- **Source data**
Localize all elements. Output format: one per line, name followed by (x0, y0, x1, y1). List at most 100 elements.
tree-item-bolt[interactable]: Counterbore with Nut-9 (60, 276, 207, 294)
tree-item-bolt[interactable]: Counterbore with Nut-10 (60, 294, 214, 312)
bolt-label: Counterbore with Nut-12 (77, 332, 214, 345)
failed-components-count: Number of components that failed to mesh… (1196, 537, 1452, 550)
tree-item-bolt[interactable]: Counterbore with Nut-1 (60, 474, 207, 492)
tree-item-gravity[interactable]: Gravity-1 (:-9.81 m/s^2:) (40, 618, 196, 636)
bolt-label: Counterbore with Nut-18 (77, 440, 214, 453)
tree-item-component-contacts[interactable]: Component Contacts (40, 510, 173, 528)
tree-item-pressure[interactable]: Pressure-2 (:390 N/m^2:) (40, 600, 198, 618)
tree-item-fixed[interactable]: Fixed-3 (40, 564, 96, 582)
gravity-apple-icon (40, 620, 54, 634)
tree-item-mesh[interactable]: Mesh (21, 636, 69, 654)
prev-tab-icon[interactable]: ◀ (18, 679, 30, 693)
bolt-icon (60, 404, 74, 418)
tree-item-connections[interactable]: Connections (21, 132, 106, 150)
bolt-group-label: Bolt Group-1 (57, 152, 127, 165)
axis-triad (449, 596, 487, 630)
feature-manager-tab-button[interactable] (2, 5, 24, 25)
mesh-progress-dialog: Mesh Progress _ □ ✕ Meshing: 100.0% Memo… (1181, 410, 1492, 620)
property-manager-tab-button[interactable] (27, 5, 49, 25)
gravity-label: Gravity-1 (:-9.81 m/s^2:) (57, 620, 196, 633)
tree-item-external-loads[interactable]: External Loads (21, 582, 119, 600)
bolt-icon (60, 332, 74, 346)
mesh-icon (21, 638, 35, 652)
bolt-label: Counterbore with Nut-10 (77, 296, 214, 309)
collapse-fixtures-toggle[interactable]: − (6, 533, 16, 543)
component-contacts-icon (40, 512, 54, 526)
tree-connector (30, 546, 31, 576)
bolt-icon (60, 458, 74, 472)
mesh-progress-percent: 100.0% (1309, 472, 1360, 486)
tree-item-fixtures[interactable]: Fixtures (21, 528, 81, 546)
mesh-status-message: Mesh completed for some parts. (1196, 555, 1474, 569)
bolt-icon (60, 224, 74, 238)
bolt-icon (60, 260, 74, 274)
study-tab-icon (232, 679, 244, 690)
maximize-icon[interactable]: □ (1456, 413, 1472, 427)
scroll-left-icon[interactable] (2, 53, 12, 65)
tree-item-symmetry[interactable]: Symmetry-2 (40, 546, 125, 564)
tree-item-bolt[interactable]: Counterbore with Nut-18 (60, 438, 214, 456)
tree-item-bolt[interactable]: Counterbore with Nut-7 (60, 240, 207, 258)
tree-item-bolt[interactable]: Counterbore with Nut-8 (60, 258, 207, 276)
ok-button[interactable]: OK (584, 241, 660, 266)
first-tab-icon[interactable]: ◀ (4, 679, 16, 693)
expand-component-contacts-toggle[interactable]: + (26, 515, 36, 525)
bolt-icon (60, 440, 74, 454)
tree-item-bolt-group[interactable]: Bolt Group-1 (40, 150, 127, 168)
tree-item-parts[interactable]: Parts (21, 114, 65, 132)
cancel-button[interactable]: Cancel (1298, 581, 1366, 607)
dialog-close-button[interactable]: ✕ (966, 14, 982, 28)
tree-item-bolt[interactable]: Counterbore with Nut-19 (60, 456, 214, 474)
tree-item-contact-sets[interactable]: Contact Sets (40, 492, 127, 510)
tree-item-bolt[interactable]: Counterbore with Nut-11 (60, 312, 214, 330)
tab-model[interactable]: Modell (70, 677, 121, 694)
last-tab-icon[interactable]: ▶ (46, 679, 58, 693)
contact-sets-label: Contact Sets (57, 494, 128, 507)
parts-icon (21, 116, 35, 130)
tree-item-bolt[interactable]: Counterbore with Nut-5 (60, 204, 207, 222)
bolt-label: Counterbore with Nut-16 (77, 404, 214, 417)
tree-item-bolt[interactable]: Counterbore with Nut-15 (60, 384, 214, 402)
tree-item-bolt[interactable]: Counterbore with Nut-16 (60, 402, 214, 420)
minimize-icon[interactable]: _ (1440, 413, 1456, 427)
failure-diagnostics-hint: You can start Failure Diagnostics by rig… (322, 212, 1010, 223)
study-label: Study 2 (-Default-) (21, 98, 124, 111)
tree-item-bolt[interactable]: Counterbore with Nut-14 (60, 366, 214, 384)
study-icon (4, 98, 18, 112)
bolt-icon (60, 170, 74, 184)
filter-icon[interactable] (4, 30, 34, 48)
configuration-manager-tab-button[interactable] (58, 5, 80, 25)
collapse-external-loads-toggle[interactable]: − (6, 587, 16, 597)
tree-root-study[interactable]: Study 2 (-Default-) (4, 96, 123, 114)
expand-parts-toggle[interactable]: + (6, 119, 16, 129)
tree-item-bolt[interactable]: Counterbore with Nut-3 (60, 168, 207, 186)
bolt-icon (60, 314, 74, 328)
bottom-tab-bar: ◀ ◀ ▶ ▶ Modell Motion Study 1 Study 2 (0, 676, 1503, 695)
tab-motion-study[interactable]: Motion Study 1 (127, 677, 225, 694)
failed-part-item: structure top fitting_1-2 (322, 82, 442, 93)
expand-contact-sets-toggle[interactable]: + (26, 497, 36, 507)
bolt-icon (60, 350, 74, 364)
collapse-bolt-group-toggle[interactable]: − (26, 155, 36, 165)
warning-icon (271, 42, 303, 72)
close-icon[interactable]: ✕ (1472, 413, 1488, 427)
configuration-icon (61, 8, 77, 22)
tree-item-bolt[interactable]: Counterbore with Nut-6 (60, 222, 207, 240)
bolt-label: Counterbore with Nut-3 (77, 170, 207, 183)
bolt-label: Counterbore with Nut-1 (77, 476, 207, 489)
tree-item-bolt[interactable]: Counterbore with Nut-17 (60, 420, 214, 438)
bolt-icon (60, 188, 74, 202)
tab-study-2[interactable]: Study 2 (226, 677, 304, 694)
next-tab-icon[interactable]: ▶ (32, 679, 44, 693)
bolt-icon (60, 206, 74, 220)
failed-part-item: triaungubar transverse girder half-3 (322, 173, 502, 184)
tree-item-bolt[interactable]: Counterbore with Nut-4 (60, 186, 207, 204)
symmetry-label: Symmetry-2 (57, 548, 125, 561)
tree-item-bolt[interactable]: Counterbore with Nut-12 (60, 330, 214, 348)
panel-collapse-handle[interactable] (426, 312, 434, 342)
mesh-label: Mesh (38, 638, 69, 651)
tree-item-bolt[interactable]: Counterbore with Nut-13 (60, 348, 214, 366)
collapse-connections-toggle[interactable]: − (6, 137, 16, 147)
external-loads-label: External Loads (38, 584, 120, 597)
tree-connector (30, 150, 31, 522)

- **What is needed**
Set down every line given above, reproducing each one exactly.

- **Complete output**
Localize all elements. Output format: one per line, name followed by (x0, y0, x1, y1). List at most 100 elements.
tree-item-bolt[interactable]: Counterbore with Nut-9 (60, 276, 207, 294)
tree-item-bolt[interactable]: Counterbore with Nut-10 (60, 294, 214, 312)
bolt-label: Counterbore with Nut-12 (77, 332, 214, 345)
failed-components-count: Number of components that failed to mesh… (1196, 537, 1452, 550)
tree-item-bolt[interactable]: Counterbore with Nut-1 (60, 474, 207, 492)
tree-item-gravity[interactable]: Gravity-1 (:-9.81 m/s^2:) (40, 618, 196, 636)
bolt-label: Counterbore with Nut-18 (77, 440, 214, 453)
tree-item-component-contacts[interactable]: Component Contacts (40, 510, 173, 528)
tree-item-pressure[interactable]: Pressure-2 (:390 N/m^2:) (40, 600, 198, 618)
tree-item-fixed[interactable]: Fixed-3 (40, 564, 96, 582)
gravity-apple-icon (40, 620, 54, 634)
tree-item-mesh[interactable]: Mesh (21, 636, 69, 654)
prev-tab-icon[interactable]: ◀ (18, 679, 30, 693)
bolt-icon (60, 404, 74, 418)
tree-item-connections[interactable]: Connections (21, 132, 106, 150)
bolt-group-label: Bolt Group-1 (57, 152, 127, 165)
axis-triad (449, 596, 487, 630)
feature-manager-tab-button[interactable] (2, 5, 24, 25)
mesh-progress-dialog: Mesh Progress _ □ ✕ Meshing: 100.0% Memo… (1181, 410, 1492, 620)
property-manager-tab-button[interactable] (27, 5, 49, 25)
gravity-label: Gravity-1 (:-9.81 m/s^2:) (57, 620, 196, 633)
tree-item-external-loads[interactable]: External Loads (21, 582, 119, 600)
bolt-icon (60, 332, 74, 346)
mesh-icon (21, 638, 35, 652)
bolt-label: Counterbore with Nut-10 (77, 296, 214, 309)
collapse-fixtures-toggle[interactable]: − (6, 533, 16, 543)
component-contacts-icon (40, 512, 54, 526)
tree-connector (30, 546, 31, 576)
bolt-icon (60, 458, 74, 472)
mesh-progress-percent: 100.0% (1309, 472, 1360, 486)
tree-item-fixtures[interactable]: Fixtures (21, 528, 81, 546)
mesh-status-message: Mesh completed for some parts. (1196, 555, 1474, 569)
bolt-icon (60, 224, 74, 238)
bolt-icon (60, 260, 74, 274)
study-tab-icon (232, 679, 244, 690)
maximize-icon[interactable]: □ (1456, 413, 1472, 427)
scroll-left-icon[interactable] (2, 53, 12, 65)
tree-item-symmetry[interactable]: Symmetry-2 (40, 546, 125, 564)
tree-item-bolt[interactable]: Counterbore with Nut-18 (60, 438, 214, 456)
tree-item-bolt[interactable]: Counterbore with Nut-7 (60, 240, 207, 258)
tree-item-bolt[interactable]: Counterbore with Nut-8 (60, 258, 207, 276)
ok-button[interactable]: OK (584, 241, 660, 266)
first-tab-icon[interactable]: ◀ (4, 679, 16, 693)
expand-component-contacts-toggle[interactable]: + (26, 515, 36, 525)
bolt-icon (60, 440, 74, 454)
tree-item-bolt-group[interactable]: Bolt Group-1 (40, 150, 127, 168)
tree-item-parts[interactable]: Parts (21, 114, 65, 132)
cancel-button[interactable]: Cancel (1298, 581, 1366, 607)
dialog-close-button[interactable]: ✕ (966, 14, 982, 28)
tree-item-bolt[interactable]: Counterbore with Nut-19 (60, 456, 214, 474)
tree-item-contact-sets[interactable]: Contact Sets (40, 492, 127, 510)
tree-item-bolt[interactable]: Counterbore with Nut-11 (60, 312, 214, 330)
tab-model[interactable]: Modell (70, 677, 121, 694)
last-tab-icon[interactable]: ▶ (46, 679, 58, 693)
contact-sets-label: Contact Sets (57, 494, 128, 507)
parts-icon (21, 116, 35, 130)
tree-item-bolt[interactable]: Counterbore with Nut-5 (60, 204, 207, 222)
bolt-label: Counterbore with Nut-16 (77, 404, 214, 417)
tree-item-bolt[interactable]: Counterbore with Nut-15 (60, 384, 214, 402)
tree-item-bolt[interactable]: Counterbore with Nut-16 (60, 402, 214, 420)
minimize-icon[interactable]: _ (1440, 413, 1456, 427)
failure-diagnostics-hint: You can start Failure Diagnostics by rig… (322, 212, 1010, 223)
study-label: Study 2 (-Default-) (21, 98, 124, 111)
tree-item-bolt[interactable]: Counterbore with Nut-14 (60, 366, 214, 384)
study-icon (4, 98, 18, 112)
bolt-icon (60, 170, 74, 184)
filter-icon[interactable] (4, 30, 34, 48)
configuration-manager-tab-button[interactable] (58, 5, 80, 25)
collapse-external-loads-toggle[interactable]: − (6, 587, 16, 597)
tree-root-study[interactable]: Study 2 (-Default-) (4, 96, 123, 114)
expand-parts-toggle[interactable]: + (6, 119, 16, 129)
tree-item-bolt[interactable]: Counterbore with Nut-3 (60, 168, 207, 186)
bolt-icon (60, 314, 74, 328)
bottom-tab-bar: ◀ ◀ ▶ ▶ Modell Motion Study 1 Study 2 (0, 676, 1503, 695)
tab-motion-study[interactable]: Motion Study 1 (127, 677, 225, 694)
failed-part-item: structure top fitting_1-2 (322, 82, 442, 93)
expand-contact-sets-toggle[interactable]: + (26, 497, 36, 507)
bolt-icon (60, 350, 74, 364)
collapse-bolt-group-toggle[interactable]: − (26, 155, 36, 165)
warning-icon (271, 42, 303, 72)
close-icon[interactable]: ✕ (1472, 413, 1488, 427)
configuration-icon (61, 8, 77, 22)
tree-item-bolt[interactable]: Counterbore with Nut-6 (60, 222, 207, 240)
bolt-label: Counterbore with Nut-3 (77, 170, 207, 183)
bolt-label: Counterbore with Nut-1 (77, 476, 207, 489)
tree-item-bolt[interactable]: Counterbore with Nut-17 (60, 420, 214, 438)
bolt-icon (60, 188, 74, 202)
tab-study-2[interactable]: Study 2 (226, 677, 304, 694)
next-tab-icon[interactable]: ▶ (32, 679, 44, 693)
bolt-icon (60, 206, 74, 220)
failed-part-item: triaungubar transverse girder half-3 (322, 173, 502, 184)
tree-item-bolt[interactable]: Counterbore with Nut-4 (60, 186, 207, 204)
symmetry-label: Symmetry-2 (57, 548, 125, 561)
tree-item-bolt[interactable]: Counterbore with Nut-12 (60, 330, 214, 348)
panel-collapse-handle[interactable] (426, 312, 434, 342)
mesh-label: Mesh (38, 638, 69, 651)
tree-item-bolt[interactable]: Counterbore with Nut-13 (60, 348, 214, 366)
collapse-connections-toggle[interactable]: − (6, 137, 16, 147)
external-loads-label: External Loads (38, 584, 120, 597)
tree-connector (30, 150, 31, 522)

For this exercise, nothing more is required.